(Collected data entries)
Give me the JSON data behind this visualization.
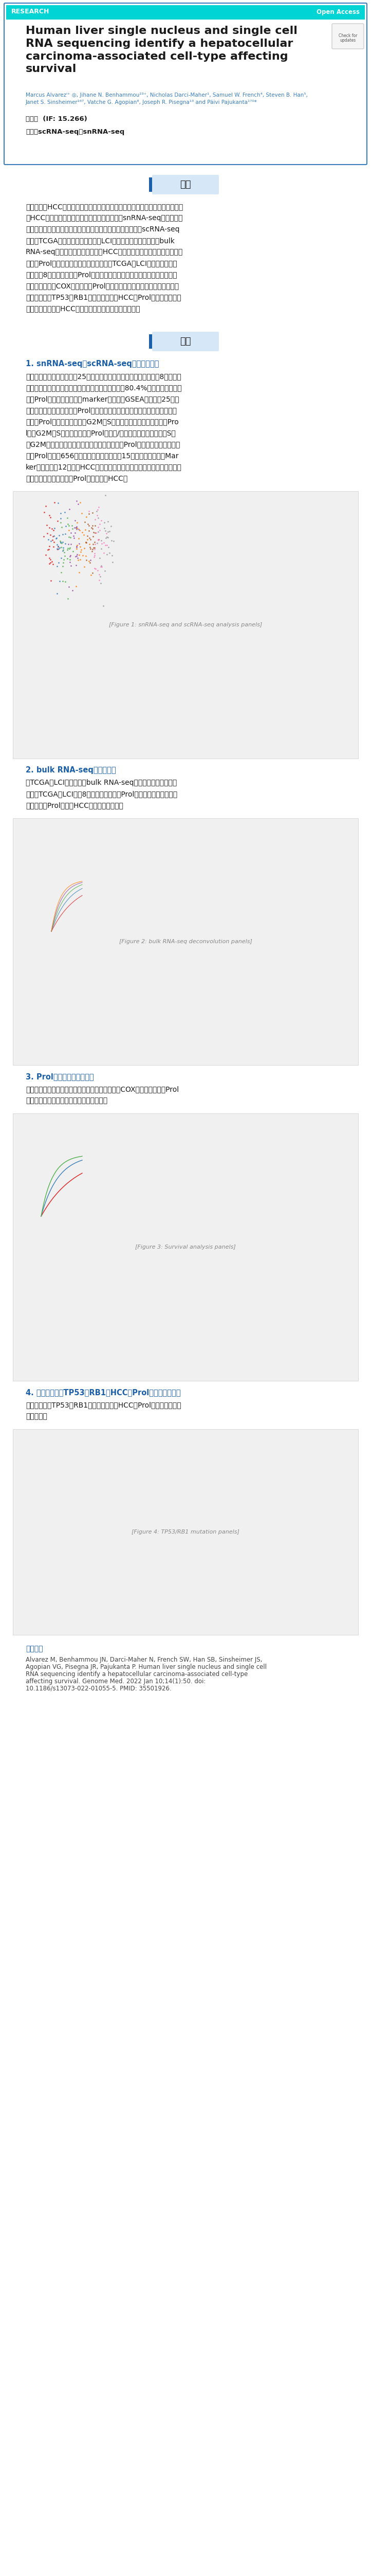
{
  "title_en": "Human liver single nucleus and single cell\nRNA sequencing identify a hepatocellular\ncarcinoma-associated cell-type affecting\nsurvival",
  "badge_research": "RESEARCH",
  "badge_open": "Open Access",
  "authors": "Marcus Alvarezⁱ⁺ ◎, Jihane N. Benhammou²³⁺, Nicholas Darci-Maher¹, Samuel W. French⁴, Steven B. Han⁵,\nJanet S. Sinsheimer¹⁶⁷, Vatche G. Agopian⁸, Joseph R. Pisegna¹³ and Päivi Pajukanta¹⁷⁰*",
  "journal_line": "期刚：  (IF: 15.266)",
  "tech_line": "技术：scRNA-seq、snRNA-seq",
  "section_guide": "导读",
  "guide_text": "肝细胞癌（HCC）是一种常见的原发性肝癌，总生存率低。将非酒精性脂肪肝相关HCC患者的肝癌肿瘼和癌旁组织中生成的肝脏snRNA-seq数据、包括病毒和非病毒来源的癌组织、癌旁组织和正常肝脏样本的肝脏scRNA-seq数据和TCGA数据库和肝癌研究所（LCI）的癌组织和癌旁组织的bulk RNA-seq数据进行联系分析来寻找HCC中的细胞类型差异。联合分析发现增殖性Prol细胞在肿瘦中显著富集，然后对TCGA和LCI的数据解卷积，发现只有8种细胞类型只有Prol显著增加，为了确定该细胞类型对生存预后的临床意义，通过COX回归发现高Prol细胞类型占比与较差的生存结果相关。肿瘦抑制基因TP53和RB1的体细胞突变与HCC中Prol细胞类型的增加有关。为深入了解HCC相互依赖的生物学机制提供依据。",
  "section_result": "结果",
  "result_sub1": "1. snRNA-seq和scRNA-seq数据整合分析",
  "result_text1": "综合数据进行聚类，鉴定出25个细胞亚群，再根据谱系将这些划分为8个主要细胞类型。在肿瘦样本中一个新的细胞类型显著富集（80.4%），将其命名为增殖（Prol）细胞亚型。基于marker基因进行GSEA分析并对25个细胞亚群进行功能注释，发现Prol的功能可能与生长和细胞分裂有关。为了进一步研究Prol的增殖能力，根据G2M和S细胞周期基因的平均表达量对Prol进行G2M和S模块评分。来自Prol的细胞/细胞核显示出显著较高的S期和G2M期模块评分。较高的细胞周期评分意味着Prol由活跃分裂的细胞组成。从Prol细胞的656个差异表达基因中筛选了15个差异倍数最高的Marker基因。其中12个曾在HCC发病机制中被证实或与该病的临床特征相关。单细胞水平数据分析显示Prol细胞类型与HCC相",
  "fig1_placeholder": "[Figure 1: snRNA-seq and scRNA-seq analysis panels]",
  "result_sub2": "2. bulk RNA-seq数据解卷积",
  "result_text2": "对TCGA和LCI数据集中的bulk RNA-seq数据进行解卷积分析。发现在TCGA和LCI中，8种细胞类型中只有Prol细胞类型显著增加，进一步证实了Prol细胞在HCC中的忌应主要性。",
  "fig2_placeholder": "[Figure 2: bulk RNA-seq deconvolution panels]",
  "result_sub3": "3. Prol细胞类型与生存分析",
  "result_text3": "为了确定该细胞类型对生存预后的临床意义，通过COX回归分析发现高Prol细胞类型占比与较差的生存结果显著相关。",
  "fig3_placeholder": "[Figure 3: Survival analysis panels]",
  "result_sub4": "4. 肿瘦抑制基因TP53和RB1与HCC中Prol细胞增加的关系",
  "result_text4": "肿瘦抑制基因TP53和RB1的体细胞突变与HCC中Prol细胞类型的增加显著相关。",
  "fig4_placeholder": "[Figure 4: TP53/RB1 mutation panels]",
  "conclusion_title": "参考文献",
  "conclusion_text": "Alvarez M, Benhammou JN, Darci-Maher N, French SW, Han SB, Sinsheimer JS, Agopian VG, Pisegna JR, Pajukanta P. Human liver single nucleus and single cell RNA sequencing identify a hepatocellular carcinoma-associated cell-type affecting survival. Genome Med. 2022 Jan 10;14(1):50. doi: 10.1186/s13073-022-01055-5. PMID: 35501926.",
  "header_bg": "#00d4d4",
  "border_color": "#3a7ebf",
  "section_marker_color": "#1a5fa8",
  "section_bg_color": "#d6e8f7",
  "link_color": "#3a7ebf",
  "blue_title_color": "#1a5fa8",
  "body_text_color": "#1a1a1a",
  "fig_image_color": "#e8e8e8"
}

**Problem statement**
Write every line of the data out again exactly, leaving out all images.

**Exercise result**
Give me the JSON data behind this visualization.
{
  "title_en": "Human liver single nucleus and single cell\nRNA sequencing identify a hepatocellular\ncarcinoma-associated cell-type affecting\nsurvival",
  "badge_research": "RESEARCH",
  "badge_open": "Open Access",
  "authors": "Marcus Alvarezⁱ⁺ ◎, Jihane N. Benhammou²³⁺, Nicholas Darci-Maher¹, Samuel W. French⁴, Steven B. Han⁵,\nJanet S. Sinsheimer¹⁶⁷, Vatche G. Agopian⁸, Joseph R. Pisegna¹³ and Päivi Pajukanta¹⁷⁰*",
  "journal_line": "期刚：  (IF: 15.266)",
  "tech_line": "技术：scRNA-seq、snRNA-seq",
  "section_guide": "导读",
  "guide_text": "肝细胞癌（HCC）是一种常见的原发性肝癌，总生存率低。将非酒精性脂肪肝相关HCC患者的肝癌肿瘼和癌旁组织中生成的肝脏snRNA-seq数据、包括病毒和非病毒来源的癌组织、癌旁组织和正常肝脏样本的肝脏scRNA-seq数据和TCGA数据库和肝癌研究所（LCI）的癌组织和癌旁组织的bulk RNA-seq数据进行联系分析来寻找HCC中的细胞类型差异。联合分析发现增殖性Prol细胞在肿瘦中显著富集，然后对TCGA和LCI的数据解卷积，发现只有8种细胞类型只有Prol显著增加，为了确定该细胞类型对生存预后的临床意义，通过COX回归发现高Prol细胞类型占比与较差的生存结果相关。肿瘦抑制基因TP53和RB1的体细胞突变与HCC中Prol细胞类型的增加有关。为深入了解HCC相互依赖的生物学机制提供依据。",
  "section_result": "结果",
  "result_sub1": "1. snRNA-seq和scRNA-seq数据整合分析",
  "result_text1": "综合数据进行聚类，鉴定出25个细胞亚群，再根据谱系将这些划分为8个主要细胞类型。在肿瘦样本中一个新的细胞类型显著富集（80.4%），将其命名为增殖（Prol）细胞亚型。基于marker基因进行GSEA分析并对25个细胞亚群进行功能注释，发现Prol的功能可能与生长和细胞分裂有关。为了进一步研究Prol的增殖能力，根据G2M和S细胞周期基因的平均表达量对Prol进行G2M和S模块评分。来自Prol的细胞/细胞核显示出显著较高的S期和G2M期模块评分。较高的细胞周期评分意味着Prol由活跃分裂的细胞组成。从Prol细胞的656个差异表达基因中筛选了15个差异倍数最高的Marker基因。其中12个曾在HCC发病机制中被证实或与该病的临床特征相关。单细胞水平数据分析显示Prol细胞类型与HCC相",
  "fig1_placeholder": "[Figure 1: snRNA-seq and scRNA-seq analysis panels]",
  "result_sub2": "2. bulk RNA-seq数据解卷积",
  "result_text2": "对TCGA和LCI数据集中的bulk RNA-seq数据进行解卷积分析。发现在TCGA和LCI中，8种细胞类型中只有Prol细胞类型显著增加，进一步证实了Prol细胞在HCC中的忌应主要性。",
  "fig2_placeholder": "[Figure 2: bulk RNA-seq deconvolution panels]",
  "result_sub3": "3. Prol细胞类型与生存分析",
  "result_text3": "为了确定该细胞类型对生存预后的临床意义，通过COX回归分析发现高Prol细胞类型占比与较差的生存结果显著相关。",
  "fig3_placeholder": "[Figure 3: Survival analysis panels]",
  "result_sub4": "4. 肿瘦抑制基因TP53和RB1与HCC中Prol细胞增加的关系",
  "result_text4": "肿瘦抑制基因TP53和RB1的体细胞突变与HCC中Prol细胞类型的增加显著相关。",
  "fig4_placeholder": "[Figure 4: TP53/RB1 mutation panels]",
  "conclusion_title": "参考文献",
  "conclusion_text": "Alvarez M, Benhammou JN, Darci-Maher N, French SW, Han SB, Sinsheimer JS, Agopian VG, Pisegna JR, Pajukanta P. Human liver single nucleus and single cell RNA sequencing identify a hepatocellular carcinoma-associated cell-type affecting survival. Genome Med. 2022 Jan 10;14(1):50. doi: 10.1186/s13073-022-01055-5. PMID: 35501926.",
  "header_bg": "#00d4d4",
  "border_color": "#3a7ebf",
  "section_marker_color": "#1a5fa8",
  "section_bg_color": "#d6e8f7",
  "link_color": "#3a7ebf",
  "blue_title_color": "#1a5fa8",
  "body_text_color": "#1a1a1a",
  "fig_image_color": "#e8e8e8"
}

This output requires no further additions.